**Task to carry out:** What do the lines from the one containing "Transcribe the text in this document." through the end of the entries say? Quote them exactly, and only them.
-- START --
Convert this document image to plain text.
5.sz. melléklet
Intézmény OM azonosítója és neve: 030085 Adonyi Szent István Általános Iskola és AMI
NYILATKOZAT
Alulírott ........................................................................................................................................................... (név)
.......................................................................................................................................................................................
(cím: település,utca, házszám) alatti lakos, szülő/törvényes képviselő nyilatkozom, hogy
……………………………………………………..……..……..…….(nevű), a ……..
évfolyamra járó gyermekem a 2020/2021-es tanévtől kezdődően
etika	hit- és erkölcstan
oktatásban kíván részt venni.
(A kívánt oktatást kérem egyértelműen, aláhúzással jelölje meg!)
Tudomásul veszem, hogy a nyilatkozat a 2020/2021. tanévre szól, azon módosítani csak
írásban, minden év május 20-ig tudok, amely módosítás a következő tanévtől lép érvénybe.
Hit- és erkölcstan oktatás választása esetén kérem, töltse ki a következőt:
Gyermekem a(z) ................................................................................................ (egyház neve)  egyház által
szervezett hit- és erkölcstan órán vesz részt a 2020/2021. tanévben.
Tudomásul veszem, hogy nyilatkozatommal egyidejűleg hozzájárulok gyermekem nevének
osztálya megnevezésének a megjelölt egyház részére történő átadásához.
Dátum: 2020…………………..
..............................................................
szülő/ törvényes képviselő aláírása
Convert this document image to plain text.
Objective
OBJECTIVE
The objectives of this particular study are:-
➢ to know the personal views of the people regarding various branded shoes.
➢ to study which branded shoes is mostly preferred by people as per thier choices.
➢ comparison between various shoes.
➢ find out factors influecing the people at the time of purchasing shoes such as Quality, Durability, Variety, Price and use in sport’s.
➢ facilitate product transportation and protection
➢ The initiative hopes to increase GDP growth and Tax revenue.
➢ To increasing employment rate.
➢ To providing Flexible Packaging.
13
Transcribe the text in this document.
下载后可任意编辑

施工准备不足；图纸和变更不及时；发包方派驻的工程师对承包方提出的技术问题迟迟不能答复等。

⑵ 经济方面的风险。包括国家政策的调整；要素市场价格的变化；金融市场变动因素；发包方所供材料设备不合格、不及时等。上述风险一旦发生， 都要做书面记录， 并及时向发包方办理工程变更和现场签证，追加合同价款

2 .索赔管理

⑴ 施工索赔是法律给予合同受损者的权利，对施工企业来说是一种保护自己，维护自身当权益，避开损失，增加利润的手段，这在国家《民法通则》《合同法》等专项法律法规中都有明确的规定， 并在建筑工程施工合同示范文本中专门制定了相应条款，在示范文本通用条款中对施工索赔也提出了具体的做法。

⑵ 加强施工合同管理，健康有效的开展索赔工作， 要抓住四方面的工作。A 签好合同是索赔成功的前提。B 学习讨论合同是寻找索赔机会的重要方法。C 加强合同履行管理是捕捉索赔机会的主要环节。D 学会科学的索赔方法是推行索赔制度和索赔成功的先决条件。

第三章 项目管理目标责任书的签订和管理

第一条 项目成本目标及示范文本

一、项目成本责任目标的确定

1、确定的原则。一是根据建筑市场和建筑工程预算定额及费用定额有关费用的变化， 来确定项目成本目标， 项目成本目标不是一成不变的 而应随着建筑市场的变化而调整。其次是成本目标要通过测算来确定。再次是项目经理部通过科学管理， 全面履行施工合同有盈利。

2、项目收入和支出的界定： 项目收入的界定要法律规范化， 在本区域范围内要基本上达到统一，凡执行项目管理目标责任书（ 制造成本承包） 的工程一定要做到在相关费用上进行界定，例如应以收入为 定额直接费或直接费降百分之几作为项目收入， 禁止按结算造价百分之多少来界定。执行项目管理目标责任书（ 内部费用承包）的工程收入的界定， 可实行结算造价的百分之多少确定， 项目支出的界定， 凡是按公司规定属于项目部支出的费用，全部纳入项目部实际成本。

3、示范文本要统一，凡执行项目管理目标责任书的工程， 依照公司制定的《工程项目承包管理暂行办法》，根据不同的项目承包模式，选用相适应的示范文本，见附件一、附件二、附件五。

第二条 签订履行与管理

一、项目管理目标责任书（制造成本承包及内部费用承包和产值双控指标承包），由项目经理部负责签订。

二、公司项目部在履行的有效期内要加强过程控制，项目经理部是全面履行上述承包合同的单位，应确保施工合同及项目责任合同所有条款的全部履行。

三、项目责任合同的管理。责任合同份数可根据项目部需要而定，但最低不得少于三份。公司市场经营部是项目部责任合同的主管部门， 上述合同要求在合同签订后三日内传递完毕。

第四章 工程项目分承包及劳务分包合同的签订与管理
-- END --
**Full solution:**
Transcribe the text in this document.
下载后可任意编辑

施工准备不足；图纸和变更不及时；发包方派驻的工程师对承包方提出的技术问题迟迟不能答复等。

⑵ 经济方面的风险。包括国家政策的调整；要素市场价格的变化；金融市场变动因素；发包方所供材料设备不合格、不及时等。上述风险一旦发生， 都要做书面记录， 并及时向发包方办理工程变更和现场签证，追加合同价款

2 .索赔管理

⑴ 施工索赔是法律给予合同受损者的权利，对施工企业来说是一种保护自己，维护自身当权益，避开损失，增加利润的手段，这在国家《民法通则》《合同法》等专项法律法规中都有明确的规定， 并在建筑工程施工合同示范文本中专门制定了相应条款，在示范文本通用条款中对施工索赔也提出了具体的做法。

⑵ 加强施工合同管理，健康有效的开展索赔工作， 要抓住四方面的工作。A 签好合同是索赔成功的前提。B 学习讨论合同是寻找索赔机会的重要方法。C 加强合同履行管理是捕捉索赔机会的主要环节。D 学会科学的索赔方法是推行索赔制度和索赔成功的先决条件。

第三章 项目管理目标责任书的签订和管理

第一条 项目成本目标及示范文本

一、项目成本责任目标的确定

1、确定的原则。一是根据建筑市场和建筑工程预算定额及费用定额有关费用的变化， 来确定项目成本目标， 项目成本目标不是一成不变的 而应随着建筑市场的变化而调整。其次是成本目标要通过测算来确定。再次是项目经理部通过科学管理， 全面履行施工合同有盈利。

2、项目收入和支出的界定： 项目收入的界定要法律规范化， 在本区域范围内要基本上达到统一，凡执行项目管理目标责任书（ 制造成本承包） 的工程一定要做到在相关费用上进行界定，例如应以收入为 定额直接费或直接费降百分之几作为项目收入， 禁止按结算造价百分之多少来界定。执行项目管理目标责任书（ 内部费用承包）的工程收入的界定， 可实行结算造价的百分之多少确定， 项目支出的界定， 凡是按公司规定属于项目部支出的费用，全部纳入项目部实际成本。

3、示范文本要统一，凡执行项目管理目标责任书的工程， 依照公司制定的《工程项目承包管理暂行办法》，根据不同的项目承包模式，选用相适应的示范文本，见附件一、附件二、附件五。

第二条 签订履行与管理

一、项目管理目标责任书（制造成本承包及内部费用承包和产值双控指标承包），由项目经理部负责签订。

二、公司项目部在履行的有效期内要加强过程控制，项目经理部是全面履行上述承包合同的单位，应确保施工合同及项目责任合同所有条款的全部履行。

三、项目责任合同的管理。责任合同份数可根据项目部需要而定，但最低不得少于三份。公司市场经营部是项目部责任合同的主管部门， 上述合同要求在合同签订后三日内传递完毕。

第四章 工程项目分承包及劳务分包合同的签订与管理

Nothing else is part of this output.